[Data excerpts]
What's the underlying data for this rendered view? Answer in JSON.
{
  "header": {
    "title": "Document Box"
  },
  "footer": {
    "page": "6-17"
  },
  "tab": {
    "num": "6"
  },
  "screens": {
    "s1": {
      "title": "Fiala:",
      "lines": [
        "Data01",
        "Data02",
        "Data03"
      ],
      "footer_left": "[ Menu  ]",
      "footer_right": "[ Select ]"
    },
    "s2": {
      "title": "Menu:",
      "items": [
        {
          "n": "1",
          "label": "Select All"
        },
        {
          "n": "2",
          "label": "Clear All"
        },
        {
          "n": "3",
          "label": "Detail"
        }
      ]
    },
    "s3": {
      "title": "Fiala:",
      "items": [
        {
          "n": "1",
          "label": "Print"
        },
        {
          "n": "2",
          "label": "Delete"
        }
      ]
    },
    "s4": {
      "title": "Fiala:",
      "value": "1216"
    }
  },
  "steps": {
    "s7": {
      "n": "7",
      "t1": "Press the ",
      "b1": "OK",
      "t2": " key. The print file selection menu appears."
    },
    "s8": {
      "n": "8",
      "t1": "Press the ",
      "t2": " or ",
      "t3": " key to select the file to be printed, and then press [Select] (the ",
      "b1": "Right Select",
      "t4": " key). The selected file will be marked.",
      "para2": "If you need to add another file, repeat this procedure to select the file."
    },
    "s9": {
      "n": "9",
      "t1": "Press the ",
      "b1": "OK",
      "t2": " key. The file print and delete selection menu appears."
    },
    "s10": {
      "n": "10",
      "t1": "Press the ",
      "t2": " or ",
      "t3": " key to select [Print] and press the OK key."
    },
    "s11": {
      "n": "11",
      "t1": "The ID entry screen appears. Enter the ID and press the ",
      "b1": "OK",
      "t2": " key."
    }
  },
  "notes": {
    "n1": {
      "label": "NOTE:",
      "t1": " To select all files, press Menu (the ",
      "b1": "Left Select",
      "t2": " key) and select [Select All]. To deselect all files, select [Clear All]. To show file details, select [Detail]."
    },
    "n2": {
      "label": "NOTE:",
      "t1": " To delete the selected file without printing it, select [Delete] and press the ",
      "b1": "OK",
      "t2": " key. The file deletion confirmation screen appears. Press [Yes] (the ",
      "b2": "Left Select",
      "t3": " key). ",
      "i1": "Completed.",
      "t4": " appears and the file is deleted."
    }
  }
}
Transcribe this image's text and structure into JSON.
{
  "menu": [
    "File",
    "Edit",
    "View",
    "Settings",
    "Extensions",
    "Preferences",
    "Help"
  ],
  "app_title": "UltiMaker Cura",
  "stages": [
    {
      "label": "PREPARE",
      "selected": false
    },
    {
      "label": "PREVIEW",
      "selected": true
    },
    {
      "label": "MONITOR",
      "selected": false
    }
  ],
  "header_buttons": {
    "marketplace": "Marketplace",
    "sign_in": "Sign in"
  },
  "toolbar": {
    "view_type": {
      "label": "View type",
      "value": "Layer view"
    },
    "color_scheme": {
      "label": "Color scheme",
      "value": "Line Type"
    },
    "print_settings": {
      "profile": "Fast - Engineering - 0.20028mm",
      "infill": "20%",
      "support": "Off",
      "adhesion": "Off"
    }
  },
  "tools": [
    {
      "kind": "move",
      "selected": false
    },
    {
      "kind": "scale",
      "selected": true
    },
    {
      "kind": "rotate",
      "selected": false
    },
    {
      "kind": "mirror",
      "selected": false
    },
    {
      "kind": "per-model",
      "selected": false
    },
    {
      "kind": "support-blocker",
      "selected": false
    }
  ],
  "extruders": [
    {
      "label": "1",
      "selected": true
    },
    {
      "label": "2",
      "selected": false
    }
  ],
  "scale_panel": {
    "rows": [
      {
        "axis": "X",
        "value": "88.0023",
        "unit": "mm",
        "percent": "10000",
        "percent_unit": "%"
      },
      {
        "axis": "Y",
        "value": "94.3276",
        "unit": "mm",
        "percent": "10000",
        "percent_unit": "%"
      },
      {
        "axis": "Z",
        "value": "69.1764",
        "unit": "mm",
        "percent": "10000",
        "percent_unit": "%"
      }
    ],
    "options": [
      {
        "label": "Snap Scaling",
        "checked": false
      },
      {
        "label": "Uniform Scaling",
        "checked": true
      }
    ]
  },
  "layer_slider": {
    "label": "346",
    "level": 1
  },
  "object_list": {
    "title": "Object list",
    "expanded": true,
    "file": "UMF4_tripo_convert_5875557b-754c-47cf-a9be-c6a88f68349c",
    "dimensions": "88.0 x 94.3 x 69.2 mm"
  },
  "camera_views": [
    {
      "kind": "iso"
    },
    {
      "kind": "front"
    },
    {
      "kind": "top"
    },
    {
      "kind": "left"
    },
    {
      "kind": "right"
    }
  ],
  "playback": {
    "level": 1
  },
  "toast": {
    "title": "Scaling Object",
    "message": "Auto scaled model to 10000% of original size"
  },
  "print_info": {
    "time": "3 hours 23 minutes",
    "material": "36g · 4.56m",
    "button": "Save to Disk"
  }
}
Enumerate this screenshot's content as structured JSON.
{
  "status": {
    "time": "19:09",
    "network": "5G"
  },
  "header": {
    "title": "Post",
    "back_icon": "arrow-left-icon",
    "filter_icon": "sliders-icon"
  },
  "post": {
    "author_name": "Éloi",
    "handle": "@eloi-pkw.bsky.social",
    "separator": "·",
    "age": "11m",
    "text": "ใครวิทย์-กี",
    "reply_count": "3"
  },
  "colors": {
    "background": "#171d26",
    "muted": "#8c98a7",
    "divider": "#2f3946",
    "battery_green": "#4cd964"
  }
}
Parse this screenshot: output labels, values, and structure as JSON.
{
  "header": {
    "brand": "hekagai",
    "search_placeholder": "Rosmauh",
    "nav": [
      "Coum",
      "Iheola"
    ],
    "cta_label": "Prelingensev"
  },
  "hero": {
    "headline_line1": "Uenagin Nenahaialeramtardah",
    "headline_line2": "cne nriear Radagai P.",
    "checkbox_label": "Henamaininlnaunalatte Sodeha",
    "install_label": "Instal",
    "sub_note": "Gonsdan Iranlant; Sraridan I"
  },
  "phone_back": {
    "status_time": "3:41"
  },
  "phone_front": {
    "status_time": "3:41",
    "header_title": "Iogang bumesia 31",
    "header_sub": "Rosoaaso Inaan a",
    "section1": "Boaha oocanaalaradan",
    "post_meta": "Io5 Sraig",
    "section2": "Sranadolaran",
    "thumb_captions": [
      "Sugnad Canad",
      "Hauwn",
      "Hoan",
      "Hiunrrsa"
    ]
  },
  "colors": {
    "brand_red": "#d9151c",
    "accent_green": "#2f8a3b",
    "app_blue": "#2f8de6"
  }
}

## Your task
Repeat the lines from the one containing "Parse this screenshot: output" through the end of the listing, exactly and without any other lines; both ends are included.

## Finished task
Parse this screenshot: output labels, values, and structure as JSON.
{
  "header": {
    "brand": "hekagai",
    "search_placeholder": "Rosmauh",
    "nav": [
      "Coum",
      "Iheola"
    ],
    "cta_label": "Prelingensev"
  },
  "hero": {
    "headline_line1": "Uenagin Nenahaialeramtardah",
    "headline_line2": "cne nriear Radagai P.",
    "checkbox_label": "Henamaininlnaunalatte Sodeha",
    "install_label": "Instal",
    "sub_note": "Gonsdan Iranlant; Sraridan I"
  },
  "phone_back": {
    "status_time": "3:41"
  },
  "phone_front": {
    "status_time": "3:41",
    "header_title": "Iogang bumesia 31",
    "header_sub": "Rosoaaso Inaan a",
    "section1": "Boaha oocanaalaradan",
    "post_meta": "Io5 Sraig",
    "section2": "Sranadolaran",
    "thumb_captions": [
      "Sugnad Canad",
      "Hauwn",
      "Hoan",
      "Hiunrrsa"
    ]
  },
  "colors": {
    "brand_red": "#d9151c",
    "accent_green": "#2f8a3b",
    "app_blue": "#2f8de6"
  }
}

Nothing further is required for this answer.